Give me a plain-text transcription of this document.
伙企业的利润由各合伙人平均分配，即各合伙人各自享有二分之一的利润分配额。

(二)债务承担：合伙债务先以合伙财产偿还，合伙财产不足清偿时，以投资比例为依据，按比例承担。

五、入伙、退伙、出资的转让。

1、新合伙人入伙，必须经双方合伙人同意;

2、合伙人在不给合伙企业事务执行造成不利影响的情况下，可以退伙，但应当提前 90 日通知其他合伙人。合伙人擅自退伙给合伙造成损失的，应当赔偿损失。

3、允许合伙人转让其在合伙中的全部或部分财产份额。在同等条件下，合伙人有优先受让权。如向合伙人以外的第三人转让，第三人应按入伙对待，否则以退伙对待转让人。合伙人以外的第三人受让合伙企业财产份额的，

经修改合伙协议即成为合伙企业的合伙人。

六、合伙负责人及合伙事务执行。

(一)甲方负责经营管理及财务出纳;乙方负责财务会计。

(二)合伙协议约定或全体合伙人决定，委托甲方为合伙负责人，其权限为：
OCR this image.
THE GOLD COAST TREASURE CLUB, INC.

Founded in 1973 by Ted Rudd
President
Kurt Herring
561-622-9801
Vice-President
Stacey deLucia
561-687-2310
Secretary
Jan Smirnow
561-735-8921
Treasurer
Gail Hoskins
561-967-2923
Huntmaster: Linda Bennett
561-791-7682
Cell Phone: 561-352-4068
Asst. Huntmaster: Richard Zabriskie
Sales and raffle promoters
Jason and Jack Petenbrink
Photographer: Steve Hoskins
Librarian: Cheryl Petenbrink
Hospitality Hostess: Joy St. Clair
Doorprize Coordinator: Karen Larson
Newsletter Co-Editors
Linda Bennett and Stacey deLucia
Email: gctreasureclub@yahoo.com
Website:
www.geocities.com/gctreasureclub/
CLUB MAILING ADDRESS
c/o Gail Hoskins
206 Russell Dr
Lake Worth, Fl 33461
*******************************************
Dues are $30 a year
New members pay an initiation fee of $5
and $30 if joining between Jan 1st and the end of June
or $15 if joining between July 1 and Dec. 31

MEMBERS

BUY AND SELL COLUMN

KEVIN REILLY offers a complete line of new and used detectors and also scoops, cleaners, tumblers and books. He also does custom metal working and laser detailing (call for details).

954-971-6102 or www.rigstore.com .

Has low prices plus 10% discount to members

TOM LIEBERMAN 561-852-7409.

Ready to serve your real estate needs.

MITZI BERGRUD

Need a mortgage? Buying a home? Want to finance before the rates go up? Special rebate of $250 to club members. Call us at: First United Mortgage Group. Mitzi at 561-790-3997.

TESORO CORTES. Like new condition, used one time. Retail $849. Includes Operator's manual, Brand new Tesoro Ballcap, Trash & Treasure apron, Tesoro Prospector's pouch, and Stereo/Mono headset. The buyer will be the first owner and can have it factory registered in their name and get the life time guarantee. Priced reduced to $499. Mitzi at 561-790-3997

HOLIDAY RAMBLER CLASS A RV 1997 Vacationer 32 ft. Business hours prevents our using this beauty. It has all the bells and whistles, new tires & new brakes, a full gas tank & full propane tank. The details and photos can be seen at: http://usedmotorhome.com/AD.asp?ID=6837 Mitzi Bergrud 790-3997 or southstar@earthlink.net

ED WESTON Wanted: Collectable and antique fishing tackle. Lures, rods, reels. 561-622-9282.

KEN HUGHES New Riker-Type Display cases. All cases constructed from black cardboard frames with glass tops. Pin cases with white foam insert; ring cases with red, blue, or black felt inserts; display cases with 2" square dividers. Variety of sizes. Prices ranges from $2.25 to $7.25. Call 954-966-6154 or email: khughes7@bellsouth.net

□ □ □ □ □

Repeat each of the entries above precisely as given.

* _Response to this task_:
Give me a plain-text transcription of this document.
伙企业的利润由各合伙人平均分配，即各合伙人各自享有二分之一的利润分配额。

(二)债务承担：合伙债务先以合伙财产偿还，合伙财产不足清偿时，以投资比例为依据，按比例承担。

五、入伙、退伙、出资的转让。

1、新合伙人入伙，必须经双方合伙人同意;

2、合伙人在不给合伙企业事务执行造成不利影响的情况下，可以退伙，但应当提前 90 日通知其他合伙人。合伙人擅自退伙给合伙造成损失的，应当赔偿损失。

3、允许合伙人转让其在合伙中的全部或部分财产份额。在同等条件下，合伙人有优先受让权。如向合伙人以外的第三人转让，第三人应按入伙对待，否则以退伙对待转让人。合伙人以外的第三人受让合伙企业财产份额的，

经修改合伙协议即成为合伙企业的合伙人。

六、合伙负责人及合伙事务执行。

(一)甲方负责经营管理及财务出纳;乙方负责财务会计。

(二)合伙协议约定或全体合伙人决定，委托甲方为合伙负责人，其权限为：
OCR this image.
THE GOLD COAST TREASURE CLUB, INC.

Founded in 1973 by Ted Rudd
President
Kurt Herring
561-622-9801
Vice-President
Stacey deLucia
561-687-2310
Secretary
Jan Smirnow
561-735-8921
Treasurer
Gail Hoskins
561-967-2923
Huntmaster: Linda Bennett
561-791-7682
Cell Phone: 561-352-4068
Asst. Huntmaster: Richard Zabriskie
Sales and raffle promoters
Jason and Jack Petenbrink
Photographer: Steve Hoskins
Librarian: Cheryl Petenbrink
Hospitality Hostess: Joy St. Clair
Doorprize Coordinator: Karen Larson
Newsletter Co-Editors
Linda Bennett and Stacey deLucia
Email: gctreasureclub@yahoo.com
Website:
www.geocities.com/gctreasureclub/
CLUB MAILING ADDRESS
c/o Gail Hoskins
206 Russell Dr
Lake Worth, Fl 33461
*******************************************
Dues are $30 a year
New members pay an initiation fee of $5
and $30 if joining between Jan 1st and the end of June
or $15 if joining between July 1 and Dec. 31

MEMBERS

BUY AND SELL COLUMN

KEVIN REILLY offers a complete line of new and used detectors and also scoops, cleaners, tumblers and books. He also does custom metal working and laser detailing (call for details).

954-971-6102 or www.rigstore.com .

Has low prices plus 10% discount to members

TOM LIEBERMAN 561-852-7409.

Ready to serve your real estate needs.

MITZI BERGRUD

Need a mortgage? Buying a home? Want to finance before the rates go up? Special rebate of $250 to club members. Call us at: First United Mortgage Group. Mitzi at 561-790-3997.

TESORO CORTES. Like new condition, used one time. Retail $849. Includes Operator's manual, Brand new Tesoro Ballcap, Trash & Treasure apron, Tesoro Prospector's pouch, and Stereo/Mono headset. The buyer will be the first owner and can have it factory registered in their name and get the life time guarantee. Priced reduced to $499. Mitzi at 561-790-3997

HOLIDAY RAMBLER CLASS A RV 1997 Vacationer 32 ft. Business hours prevents our using this beauty. It has all the bells and whistles, new tires & new brakes, a full gas tank & full propane tank. The details and photos can be seen at: http://usedmotorhome.com/AD.asp?ID=6837 Mitzi Bergrud 790-3997 or southstar@earthlink.net

ED WESTON Wanted: Collectable and antique fishing tackle. Lures, rods, reels. 561-622-9282.

KEN HUGHES New Riker-Type Display cases. All cases constructed from black cardboard frames with glass tops. Pin cases with white foam insert; ring cases with red, blue, or black felt inserts; display cases with 2" square dividers. Variety of sizes. Prices ranges from $2.25 to $7.25. Call 954-966-6154 or email: khughes7@bellsouth.net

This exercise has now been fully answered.